Start of Data entries

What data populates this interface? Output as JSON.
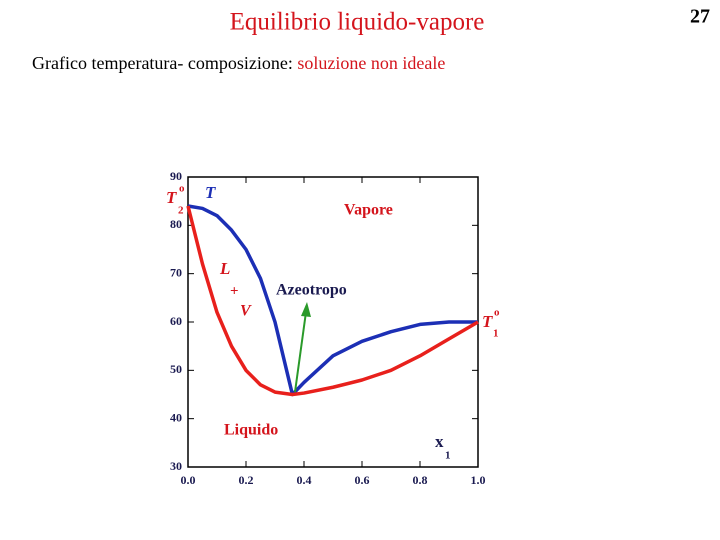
{
  "page_number": "27",
  "header": {
    "title": "Equilibrio liquido-vapore",
    "subtitle": "Grafico temperatura- composizione: ",
    "subtitle_highlight": "soluzione non ideale"
  },
  "chart_data": {
    "type": "line",
    "x": [
      0,
      0.05,
      0.1,
      0.15,
      0.2,
      0.25,
      0.3,
      0.36,
      0.4,
      0.5,
      0.6,
      0.7,
      0.8,
      0.9,
      1.0
    ],
    "series": [
      {
        "color": "#1c2fb5",
        "values": [
          84,
          83.5,
          82,
          79,
          75,
          69,
          60,
          45,
          47.5,
          53,
          56,
          58,
          59.5,
          60,
          60
        ]
      },
      {
        "color": "#e8201c",
        "values": [
          84,
          72,
          62,
          55,
          50,
          47,
          45.5,
          45,
          45.3,
          46.5,
          48,
          50,
          53,
          56.5,
          60
        ]
      }
    ],
    "xlim": [
      0,
      1
    ],
    "ylim": [
      30,
      90
    ],
    "xticks": [
      {
        "value": 0,
        "label": "0.0"
      },
      {
        "value": 0.2,
        "label": "0.2"
      },
      {
        "value": 0.4,
        "label": "0.4"
      },
      {
        "value": 0.6,
        "label": "0.6"
      },
      {
        "value": 0.8,
        "label": "0.8"
      },
      {
        "value": 1,
        "label": "1.0"
      }
    ],
    "yticks": [
      30,
      40,
      50,
      60,
      70,
      80,
      90
    ],
    "annotations": {
      "t2": "T",
      "t2_sup": "o",
      "t2_sub": "2",
      "t": "T",
      "vapore": "Vapore",
      "l": "L",
      "plus": "+",
      "v": "V",
      "azeotropo": "Azeotropo",
      "liquido": "Liquido",
      "x1": "x",
      "x1_sub": "1",
      "t1": "T",
      "t1_sup": "o",
      "t1_sub": "1"
    }
  }
}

End of Data entries

Return the material word for word. Pictures are not part of the copy.

● **Solution**:
What data populates this interface? Output as JSON.
{
  "page_number": "27",
  "header": {
    "title": "Equilibrio liquido-vapore",
    "subtitle": "Grafico temperatura- composizione: ",
    "subtitle_highlight": "soluzione non ideale"
  },
  "chart_data": {
    "type": "line",
    "x": [
      0,
      0.05,
      0.1,
      0.15,
      0.2,
      0.25,
      0.3,
      0.36,
      0.4,
      0.5,
      0.6,
      0.7,
      0.8,
      0.9,
      1.0
    ],
    "series": [
      {
        "color": "#1c2fb5",
        "values": [
          84,
          83.5,
          82,
          79,
          75,
          69,
          60,
          45,
          47.5,
          53,
          56,
          58,
          59.5,
          60,
          60
        ]
      },
      {
        "color": "#e8201c",
        "values": [
          84,
          72,
          62,
          55,
          50,
          47,
          45.5,
          45,
          45.3,
          46.5,
          48,
          50,
          53,
          56.5,
          60
        ]
      }
    ],
    "xlim": [
      0,
      1
    ],
    "ylim": [
      30,
      90
    ],
    "xticks": [
      {
        "value": 0,
        "label": "0.0"
      },
      {
        "value": 0.2,
        "label": "0.2"
      },
      {
        "value": 0.4,
        "label": "0.4"
      },
      {
        "value": 0.6,
        "label": "0.6"
      },
      {
        "value": 0.8,
        "label": "0.8"
      },
      {
        "value": 1,
        "label": "1.0"
      }
    ],
    "yticks": [
      30,
      40,
      50,
      60,
      70,
      80,
      90
    ],
    "annotations": {
      "t2": "T",
      "t2_sup": "o",
      "t2_sub": "2",
      "t": "T",
      "vapore": "Vapore",
      "l": "L",
      "plus": "+",
      "v": "V",
      "azeotropo": "Azeotropo",
      "liquido": "Liquido",
      "x1": "x",
      "x1_sub": "1",
      "t1": "T",
      "t1_sup": "o",
      "t1_sub": "1"
    }
  }
}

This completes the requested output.